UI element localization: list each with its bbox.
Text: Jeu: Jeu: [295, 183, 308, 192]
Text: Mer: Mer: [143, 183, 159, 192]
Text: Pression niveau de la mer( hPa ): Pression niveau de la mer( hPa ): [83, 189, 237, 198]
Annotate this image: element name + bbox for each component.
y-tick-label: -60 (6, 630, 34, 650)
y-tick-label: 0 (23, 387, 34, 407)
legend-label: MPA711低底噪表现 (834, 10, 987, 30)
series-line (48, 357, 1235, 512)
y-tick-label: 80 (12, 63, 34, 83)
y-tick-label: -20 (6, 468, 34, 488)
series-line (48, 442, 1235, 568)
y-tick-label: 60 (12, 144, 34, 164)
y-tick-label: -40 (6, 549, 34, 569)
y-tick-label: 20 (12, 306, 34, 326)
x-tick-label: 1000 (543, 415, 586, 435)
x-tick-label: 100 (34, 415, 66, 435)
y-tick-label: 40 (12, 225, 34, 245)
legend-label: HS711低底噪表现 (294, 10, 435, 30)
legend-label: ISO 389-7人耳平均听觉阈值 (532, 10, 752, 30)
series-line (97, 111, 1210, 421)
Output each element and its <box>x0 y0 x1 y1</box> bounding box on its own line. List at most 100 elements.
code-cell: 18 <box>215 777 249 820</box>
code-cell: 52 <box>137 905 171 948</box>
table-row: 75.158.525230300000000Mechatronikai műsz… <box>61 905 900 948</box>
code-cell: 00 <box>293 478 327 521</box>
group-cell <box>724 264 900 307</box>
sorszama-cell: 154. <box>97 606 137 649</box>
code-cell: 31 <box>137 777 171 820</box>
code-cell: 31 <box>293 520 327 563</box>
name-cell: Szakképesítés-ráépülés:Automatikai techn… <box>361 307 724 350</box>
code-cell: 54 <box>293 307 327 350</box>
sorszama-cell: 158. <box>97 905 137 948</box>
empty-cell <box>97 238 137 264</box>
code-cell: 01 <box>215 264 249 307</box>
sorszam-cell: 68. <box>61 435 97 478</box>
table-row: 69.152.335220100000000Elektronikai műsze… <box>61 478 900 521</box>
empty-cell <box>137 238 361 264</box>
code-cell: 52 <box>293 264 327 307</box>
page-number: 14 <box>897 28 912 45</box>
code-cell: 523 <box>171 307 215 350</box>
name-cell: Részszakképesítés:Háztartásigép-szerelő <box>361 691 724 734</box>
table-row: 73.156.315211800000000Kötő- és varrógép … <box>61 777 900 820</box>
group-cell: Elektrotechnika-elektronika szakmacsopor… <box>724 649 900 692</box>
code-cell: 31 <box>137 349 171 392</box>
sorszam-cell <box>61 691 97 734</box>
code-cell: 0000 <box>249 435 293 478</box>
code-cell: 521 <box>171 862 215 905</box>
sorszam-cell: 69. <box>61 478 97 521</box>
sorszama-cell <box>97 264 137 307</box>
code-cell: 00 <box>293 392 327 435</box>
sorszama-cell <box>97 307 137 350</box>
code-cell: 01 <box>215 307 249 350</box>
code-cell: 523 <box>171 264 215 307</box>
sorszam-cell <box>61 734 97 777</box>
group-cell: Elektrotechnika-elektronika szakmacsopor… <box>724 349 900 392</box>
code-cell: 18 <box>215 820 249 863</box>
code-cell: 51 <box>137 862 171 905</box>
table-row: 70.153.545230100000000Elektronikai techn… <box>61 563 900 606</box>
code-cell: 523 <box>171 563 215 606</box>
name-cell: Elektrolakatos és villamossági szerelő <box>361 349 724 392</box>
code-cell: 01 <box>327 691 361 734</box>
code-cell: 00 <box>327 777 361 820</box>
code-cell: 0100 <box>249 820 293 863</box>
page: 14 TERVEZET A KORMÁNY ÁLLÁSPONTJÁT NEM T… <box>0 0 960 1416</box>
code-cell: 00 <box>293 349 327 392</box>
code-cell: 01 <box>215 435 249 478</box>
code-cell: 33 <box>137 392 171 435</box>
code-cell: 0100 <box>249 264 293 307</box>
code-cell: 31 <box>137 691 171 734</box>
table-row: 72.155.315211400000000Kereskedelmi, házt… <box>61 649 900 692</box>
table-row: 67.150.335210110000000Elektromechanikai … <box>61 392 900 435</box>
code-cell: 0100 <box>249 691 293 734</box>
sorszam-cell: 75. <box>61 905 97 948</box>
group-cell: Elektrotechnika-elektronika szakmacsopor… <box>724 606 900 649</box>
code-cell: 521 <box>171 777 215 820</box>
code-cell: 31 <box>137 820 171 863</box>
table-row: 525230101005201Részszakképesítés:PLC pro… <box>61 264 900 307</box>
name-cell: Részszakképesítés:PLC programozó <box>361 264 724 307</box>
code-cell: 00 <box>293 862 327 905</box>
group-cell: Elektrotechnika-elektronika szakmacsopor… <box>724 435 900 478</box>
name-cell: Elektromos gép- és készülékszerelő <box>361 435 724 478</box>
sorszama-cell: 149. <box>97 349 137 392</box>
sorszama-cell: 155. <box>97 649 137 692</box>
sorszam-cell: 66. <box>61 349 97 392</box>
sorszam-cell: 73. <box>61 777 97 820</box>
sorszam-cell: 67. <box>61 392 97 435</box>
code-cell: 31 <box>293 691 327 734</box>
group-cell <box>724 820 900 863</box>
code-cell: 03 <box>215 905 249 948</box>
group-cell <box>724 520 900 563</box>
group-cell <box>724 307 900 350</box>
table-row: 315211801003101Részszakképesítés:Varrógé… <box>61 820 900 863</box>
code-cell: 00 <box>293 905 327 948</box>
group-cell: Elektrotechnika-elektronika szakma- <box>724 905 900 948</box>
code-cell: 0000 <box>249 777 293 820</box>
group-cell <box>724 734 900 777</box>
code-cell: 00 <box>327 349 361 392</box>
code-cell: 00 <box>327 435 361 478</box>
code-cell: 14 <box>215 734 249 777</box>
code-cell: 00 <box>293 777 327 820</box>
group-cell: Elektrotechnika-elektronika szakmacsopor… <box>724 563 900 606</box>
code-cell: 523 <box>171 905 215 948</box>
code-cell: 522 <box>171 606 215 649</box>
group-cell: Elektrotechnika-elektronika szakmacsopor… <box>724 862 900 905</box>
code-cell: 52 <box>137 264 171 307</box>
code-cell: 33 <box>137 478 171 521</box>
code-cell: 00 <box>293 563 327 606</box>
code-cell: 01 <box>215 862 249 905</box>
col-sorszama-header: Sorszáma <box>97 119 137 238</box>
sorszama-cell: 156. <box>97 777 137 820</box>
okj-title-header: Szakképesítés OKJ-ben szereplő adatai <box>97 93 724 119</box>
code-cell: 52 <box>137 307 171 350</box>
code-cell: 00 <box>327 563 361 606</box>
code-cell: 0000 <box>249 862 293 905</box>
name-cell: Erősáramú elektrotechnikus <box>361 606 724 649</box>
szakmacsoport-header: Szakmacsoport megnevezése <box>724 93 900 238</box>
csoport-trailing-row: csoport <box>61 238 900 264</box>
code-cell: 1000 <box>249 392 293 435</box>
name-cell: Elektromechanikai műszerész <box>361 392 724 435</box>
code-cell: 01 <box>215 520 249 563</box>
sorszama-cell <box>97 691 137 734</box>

________________________________________

* **GIVEN INSTRUCTION**: Please retype all of the material above, keeping every line unchanged.

* **WRITTEN RESPONSE**:
UI element localization: list each with its bbox.
Text: Jeu: Jeu: [295, 183, 308, 192]
Text: Mer: Mer: [143, 183, 159, 192]
Text: Pression niveau de la mer( hPa ): Pression niveau de la mer( hPa ): [83, 189, 237, 198]
Annotate this image: element name + bbox for each component.
y-tick-label: -60 (6, 630, 34, 650)
y-tick-label: 0 (23, 387, 34, 407)
legend-label: MPA711低底噪表现 (834, 10, 987, 30)
series-line (48, 357, 1235, 512)
y-tick-label: 80 (12, 63, 34, 83)
y-tick-label: -20 (6, 468, 34, 488)
series-line (48, 442, 1235, 568)
y-tick-label: 60 (12, 144, 34, 164)
y-tick-label: -40 (6, 549, 34, 569)
y-tick-label: 20 (12, 306, 34, 326)
x-tick-label: 1000 (543, 415, 586, 435)
x-tick-label: 100 (34, 415, 66, 435)
y-tick-label: 40 (12, 225, 34, 245)
legend-label: HS711低底噪表现 (294, 10, 435, 30)
legend-label: ISO 389-7人耳平均听觉阈值 (532, 10, 752, 30)
series-line (97, 111, 1210, 421)
Output each element and its <box>x0 y0 x1 y1</box> bounding box on its own line. List at most 100 elements.
code-cell: 18 <box>215 777 249 820</box>
code-cell: 52 <box>137 905 171 948</box>
table-row: 75.158.525230300000000Mechatronikai műsz… <box>61 905 900 948</box>
code-cell: 00 <box>293 478 327 521</box>
group-cell <box>724 264 900 307</box>
sorszama-cell: 154. <box>97 606 137 649</box>
code-cell: 31 <box>137 777 171 820</box>
code-cell: 31 <box>293 520 327 563</box>
name-cell: Szakképesítés-ráépülés:Automatikai techn… <box>361 307 724 350</box>
code-cell: 54 <box>293 307 327 350</box>
sorszama-cell: 158. <box>97 905 137 948</box>
empty-cell <box>97 238 137 264</box>
code-cell: 01 <box>215 264 249 307</box>
sorszam-cell: 68. <box>61 435 97 478</box>
table-row: 69.152.335220100000000Elektronikai műsze… <box>61 478 900 521</box>
empty-cell <box>137 238 361 264</box>
code-cell: 52 <box>293 264 327 307</box>
page-number: 14 <box>897 28 912 45</box>
code-cell: 523 <box>171 307 215 350</box>
name-cell: Részszakképesítés:Háztartásigép-szerelő <box>361 691 724 734</box>
table-row: 73.156.315211800000000Kötő- és varrógép … <box>61 777 900 820</box>
group-cell: Elektrotechnika-elektronika szakmacsopor… <box>724 649 900 692</box>
code-cell: 31 <box>137 349 171 392</box>
sorszam-cell <box>61 691 97 734</box>
code-cell: 0000 <box>249 435 293 478</box>
code-cell: 521 <box>171 862 215 905</box>
sorszam-cell: 69. <box>61 478 97 521</box>
sorszama-cell <box>97 264 137 307</box>
code-cell: 00 <box>293 392 327 435</box>
sorszama-cell <box>97 307 137 350</box>
code-cell: 01 <box>215 307 249 350</box>
code-cell: 523 <box>171 264 215 307</box>
sorszam-cell <box>61 734 97 777</box>
group-cell: Elektrotechnika-elektronika szakmacsopor… <box>724 349 900 392</box>
code-cell: 18 <box>215 820 249 863</box>
code-cell: 51 <box>137 862 171 905</box>
table-row: 70.153.545230100000000Elektronikai techn… <box>61 563 900 606</box>
code-cell: 523 <box>171 563 215 606</box>
name-cell: Elektrolakatos és villamossági szerelő <box>361 349 724 392</box>
code-cell: 01 <box>327 691 361 734</box>
code-cell: 00 <box>327 777 361 820</box>
code-cell: 0100 <box>249 820 293 863</box>
page: 14 TERVEZET A KORMÁNY ÁLLÁSPONTJÁT NEM T… <box>0 0 960 1416</box>
code-cell: 00 <box>293 349 327 392</box>
code-cell: 01 <box>215 435 249 478</box>
code-cell: 33 <box>137 392 171 435</box>
code-cell: 0100 <box>249 264 293 307</box>
code-cell: 31 <box>137 691 171 734</box>
table-row: 72.155.315211400000000Kereskedelmi, házt… <box>61 649 900 692</box>
table-row: 67.150.335210110000000Elektromechanikai … <box>61 392 900 435</box>
code-cell: 0100 <box>249 691 293 734</box>
sorszam-cell: 75. <box>61 905 97 948</box>
group-cell: Elektrotechnika-elektronika szakmacsopor… <box>724 606 900 649</box>
code-cell: 521 <box>171 777 215 820</box>
code-cell: 31 <box>137 820 171 863</box>
table-row: 525230101005201Részszakképesítés:PLC pro… <box>61 264 900 307</box>
name-cell: Részszakképesítés:PLC programozó <box>361 264 724 307</box>
code-cell: 00 <box>293 862 327 905</box>
group-cell: Elektrotechnika-elektronika szakmacsopor… <box>724 435 900 478</box>
name-cell: Elektromos gép- és készülékszerelő <box>361 435 724 478</box>
sorszama-cell: 149. <box>97 349 137 392</box>
sorszama-cell: 155. <box>97 649 137 692</box>
sorszam-cell: 66. <box>61 349 97 392</box>
sorszam-cell: 73. <box>61 777 97 820</box>
sorszam-cell: 67. <box>61 392 97 435</box>
code-cell: 31 <box>293 691 327 734</box>
group-cell <box>724 820 900 863</box>
code-cell: 03 <box>215 905 249 948</box>
group-cell <box>724 520 900 563</box>
group-cell <box>724 307 900 350</box>
table-row: 315211801003101Részszakképesítés:Varrógé… <box>61 820 900 863</box>
code-cell: 00 <box>293 905 327 948</box>
group-cell: Elektrotechnika-elektronika szakma- <box>724 905 900 948</box>
code-cell: 0000 <box>249 777 293 820</box>
group-cell <box>724 734 900 777</box>
code-cell: 00 <box>327 349 361 392</box>
code-cell: 00 <box>327 435 361 478</box>
code-cell: 14 <box>215 734 249 777</box>
code-cell: 00 <box>293 777 327 820</box>
group-cell: Elektrotechnika-elektronika szakmacsopor… <box>724 563 900 606</box>
code-cell: 523 <box>171 905 215 948</box>
code-cell: 522 <box>171 606 215 649</box>
group-cell: Elektrotechnika-elektronika szakmacsopor… <box>724 862 900 905</box>
code-cell: 52 <box>137 264 171 307</box>
code-cell: 33 <box>137 478 171 521</box>
code-cell: 00 <box>293 563 327 606</box>
code-cell: 01 <box>215 862 249 905</box>
col-sorszama-header: Sorszáma <box>97 119 137 238</box>
sorszama-cell: 156. <box>97 777 137 820</box>
okj-title-header: Szakképesítés OKJ-ben szereplő adatai <box>97 93 724 119</box>
code-cell: 52 <box>137 307 171 350</box>
code-cell: 00 <box>327 563 361 606</box>
code-cell: 0000 <box>249 862 293 905</box>
name-cell: Erősáramú elektrotechnikus <box>361 606 724 649</box>
szakmacsoport-header: Szakmacsoport megnevezése <box>724 93 900 238</box>
csoport-trailing-row: csoport <box>61 238 900 264</box>
code-cell: 1000 <box>249 392 293 435</box>
name-cell: Elektromechanikai műszerész <box>361 392 724 435</box>
code-cell: 01 <box>215 520 249 563</box>
sorszama-cell <box>97 691 137 734</box>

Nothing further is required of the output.